**Your objective:** Print all of the lines exactly. Any picture among them stays out.

* * *

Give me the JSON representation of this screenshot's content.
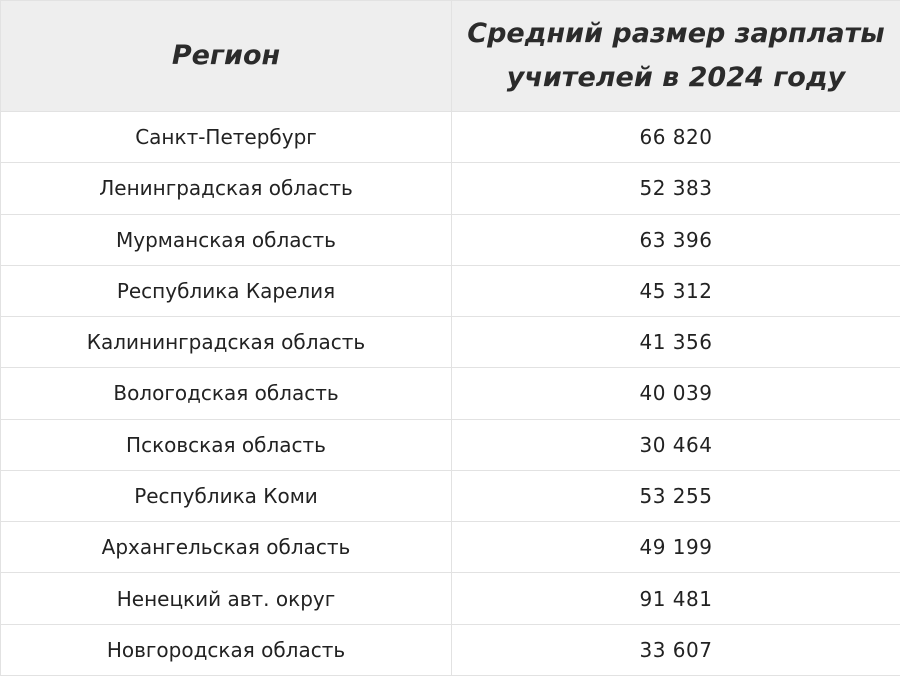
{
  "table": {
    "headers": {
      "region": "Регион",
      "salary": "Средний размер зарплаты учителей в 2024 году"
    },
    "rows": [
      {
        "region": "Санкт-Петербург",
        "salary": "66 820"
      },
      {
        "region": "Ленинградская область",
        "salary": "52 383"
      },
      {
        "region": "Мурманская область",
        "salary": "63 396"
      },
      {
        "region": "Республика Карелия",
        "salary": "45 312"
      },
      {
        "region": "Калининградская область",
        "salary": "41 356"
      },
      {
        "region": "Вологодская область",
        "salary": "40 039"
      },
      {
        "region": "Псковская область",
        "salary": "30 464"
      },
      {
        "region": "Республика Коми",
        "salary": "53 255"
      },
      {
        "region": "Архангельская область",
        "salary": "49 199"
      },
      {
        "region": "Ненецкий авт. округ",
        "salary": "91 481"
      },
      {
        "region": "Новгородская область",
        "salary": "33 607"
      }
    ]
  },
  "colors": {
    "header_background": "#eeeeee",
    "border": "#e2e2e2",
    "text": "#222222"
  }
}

* * *

**Exercise solution:**
Give me the JSON representation of this screenshot's content.
{
  "table": {
    "headers": {
      "region": "Регион",
      "salary": "Средний размер зарплаты учителей в 2024 году"
    },
    "rows": [
      {
        "region": "Санкт-Петербург",
        "salary": "66 820"
      },
      {
        "region": "Ленинградская область",
        "salary": "52 383"
      },
      {
        "region": "Мурманская область",
        "salary": "63 396"
      },
      {
        "region": "Республика Карелия",
        "salary": "45 312"
      },
      {
        "region": "Калининградская область",
        "salary": "41 356"
      },
      {
        "region": "Вологодская область",
        "salary": "40 039"
      },
      {
        "region": "Псковская область",
        "salary": "30 464"
      },
      {
        "region": "Республика Коми",
        "salary": "53 255"
      },
      {
        "region": "Архангельская область",
        "salary": "49 199"
      },
      {
        "region": "Ненецкий авт. округ",
        "salary": "91 481"
      },
      {
        "region": "Новгородская область",
        "salary": "33 607"
      }
    ]
  },
  "colors": {
    "header_background": "#eeeeee",
    "border": "#e2e2e2",
    "text": "#222222"
  }
}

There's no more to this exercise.